What you need to do:
Count the lines in the records below that contain the word "this", and give only that number.

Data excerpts
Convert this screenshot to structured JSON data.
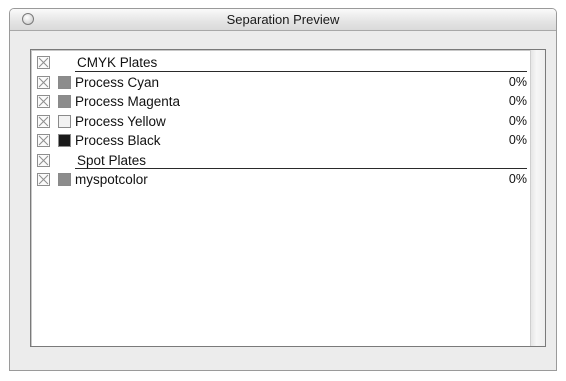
{
  "window": {
    "title": "Separation Preview"
  },
  "icons": {
    "close": "close-icon",
    "checkbox": "checkbox-x-icon"
  },
  "plates": [
    {
      "kind": "header",
      "label": "CMYK Plates",
      "checked": false
    },
    {
      "kind": "plate",
      "label": "Process Cyan",
      "swatch": "#8c8c8c",
      "percent": "0%",
      "checked": false
    },
    {
      "kind": "plate",
      "label": "Process Magenta",
      "swatch": "#8c8c8c",
      "percent": "0%",
      "checked": false
    },
    {
      "kind": "plate",
      "label": "Process Yellow",
      "swatch": "#f2f2f2",
      "percent": "0%",
      "checked": false
    },
    {
      "kind": "plate",
      "label": "Process Black",
      "swatch": "#1a1a1a",
      "percent": "0%",
      "checked": false
    },
    {
      "kind": "header",
      "label": "Spot Plates",
      "checked": false
    },
    {
      "kind": "plate",
      "label": "myspotcolor",
      "swatch": "#8c8c8c",
      "percent": "0%",
      "checked": false
    }
  ]
}
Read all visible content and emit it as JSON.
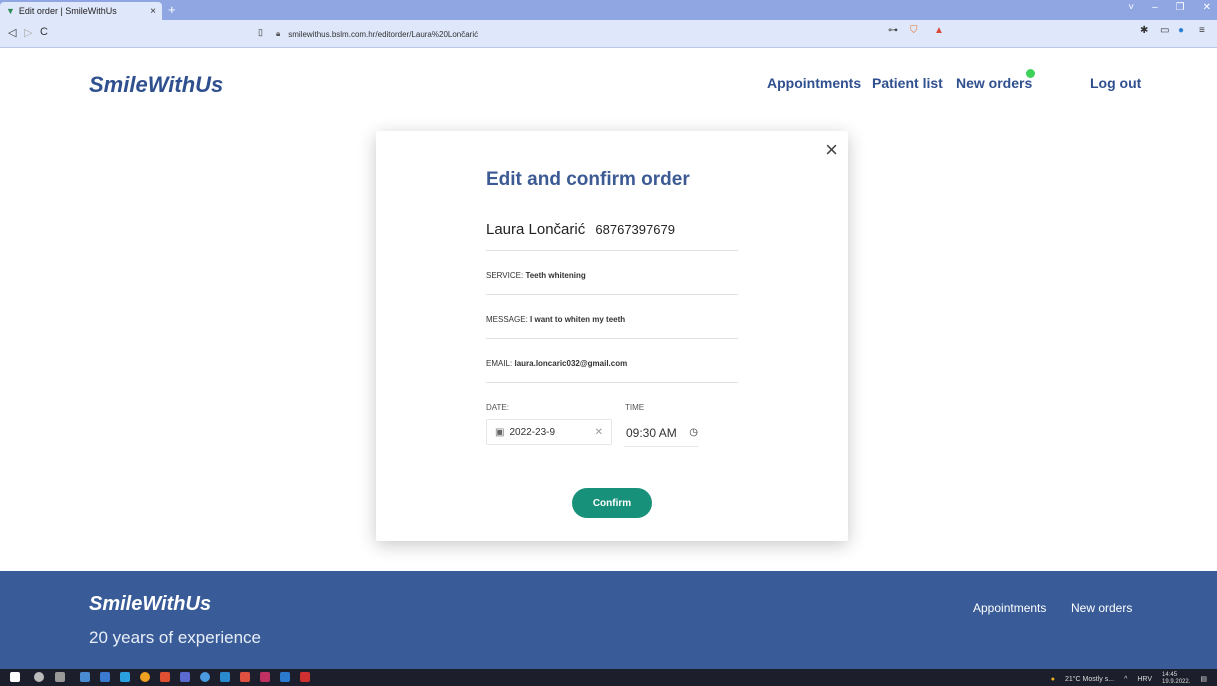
{
  "browser": {
    "tab_title": "Edit order | SmileWithUs",
    "tab_close": "×",
    "new_tab": "+",
    "url": "smilewithus.bslm.com.hr/editorder/Laura%20Lončarić",
    "window_controls": [
      "˅",
      "–",
      "❐",
      "✕"
    ],
    "nav_buttons": [
      "◁",
      "▷",
      "C"
    ]
  },
  "header": {
    "logo": "SmileWithUs",
    "nav": [
      "Appointments",
      "Patient list",
      "New orders"
    ],
    "logout": "Log out",
    "new_orders_indicator_color": "#3ed15a"
  },
  "modal": {
    "title": "Edit and confirm order",
    "patient_name": "Laura Lončarić",
    "patient_id": "68767397679",
    "service_label": "SERVICE:",
    "service_value": "Teeth whitening",
    "message_label": "MESSAGE:",
    "message_value": "I want to whiten my teeth",
    "email_label": "EMAIL:",
    "email_value": "laura.loncaric032@gmail.com",
    "date_label": "DATE:",
    "date_value": "2022-23-9",
    "time_label": "TIME",
    "time_value": "09:30 AM",
    "confirm_label": "Confirm",
    "close_icon": "×"
  },
  "footer": {
    "logo": "SmileWithUs",
    "tagline": "20 years of experience",
    "links": [
      "Appointments",
      "New orders"
    ]
  },
  "taskbar": {
    "weather": "21°C Mostly s...",
    "language": "HRV",
    "time": "14:45",
    "date": "19.9.2022."
  },
  "colors": {
    "brand": "#2f4f8f",
    "footer_bg": "#395c98",
    "confirm_bg": "#18917a"
  }
}
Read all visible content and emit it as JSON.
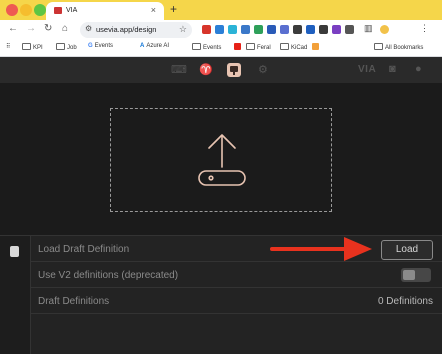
{
  "browser": {
    "tab": {
      "title": "VIA",
      "close": "×"
    },
    "new_tab": "+",
    "url": "usevia.app/design",
    "bookmarks": {
      "kpi": "KPI",
      "job": "Job",
      "events": "Events",
      "azure": "Azure AI",
      "events2": "Events",
      "feral": "Feral",
      "kicad": "KiCad",
      "all": "All Bookmarks"
    }
  },
  "app": {
    "brand": "VIA"
  },
  "settings": {
    "rows": [
      {
        "label": "Load Draft Definition",
        "button": "Load"
      },
      {
        "label": "Use V2 definitions (deprecated)",
        "toggle_on": false
      },
      {
        "label": "Draft Definitions",
        "value": "0 Definitions"
      }
    ]
  },
  "colors": {
    "accent": "#e8c4b2",
    "arrow": "#e8321e",
    "browser_frame": "#f5d64a"
  }
}
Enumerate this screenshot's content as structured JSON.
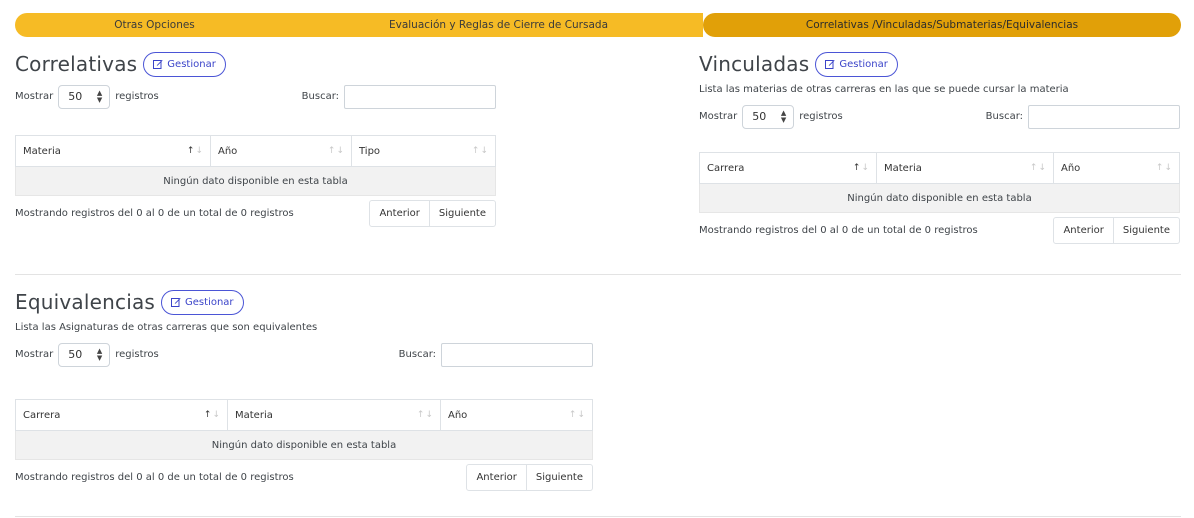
{
  "tabs": [
    {
      "label": "Otras Opciones"
    },
    {
      "label": "Evaluación y Reglas de Cierre de Cursada"
    },
    {
      "label": "Correlativas /Vinculadas/Submaterias/Equivalencias"
    }
  ],
  "correlativas": {
    "title": "Correlativas",
    "button": "Gestionar",
    "show_label": "Mostrar",
    "show_value": "50",
    "records_label": "registros",
    "search_label": "Buscar:",
    "search_value": "",
    "columns": [
      "Materia",
      "Año",
      "Tipo"
    ],
    "empty": "Ningún dato disponible en esta tabla",
    "info": "Mostrando registros del 0 al 0 de un total de 0 registros",
    "prev": "Anterior",
    "next": "Siguiente"
  },
  "vinculadas": {
    "title": "Vinculadas",
    "button": "Gestionar",
    "description": "Lista las materias de otras carreras en las que se puede cursar la materia",
    "show_label": "Mostrar",
    "show_value": "50",
    "records_label": "registros",
    "search_label": "Buscar:",
    "search_value": "",
    "columns": [
      "Carrera",
      "Materia",
      "Año"
    ],
    "empty": "Ningún dato disponible en esta tabla",
    "info": "Mostrando registros del 0 al 0 de un total de 0 registros",
    "prev": "Anterior",
    "next": "Siguiente"
  },
  "equivalencias": {
    "title": "Equivalencias",
    "button": "Gestionar",
    "description": "Lista las Asignaturas de otras carreras que son equivalentes",
    "show_label": "Mostrar",
    "show_value": "50",
    "records_label": "registros",
    "search_label": "Buscar:",
    "search_value": "",
    "columns": [
      "Carrera",
      "Materia",
      "Año"
    ],
    "empty": "Ningún dato disponible en esta tabla",
    "info": "Mostrando registros del 0 al 0 de un total de 0 registros",
    "prev": "Anterior",
    "next": "Siguiente"
  },
  "icons": {
    "edit": "edit-icon",
    "sort": "sort-arrows-icon",
    "select": "select-caret-icon"
  },
  "colors": {
    "tab": "#f6bb25",
    "tab_active": "#e1a008",
    "button_accent": "#3b44c9"
  }
}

Result:
2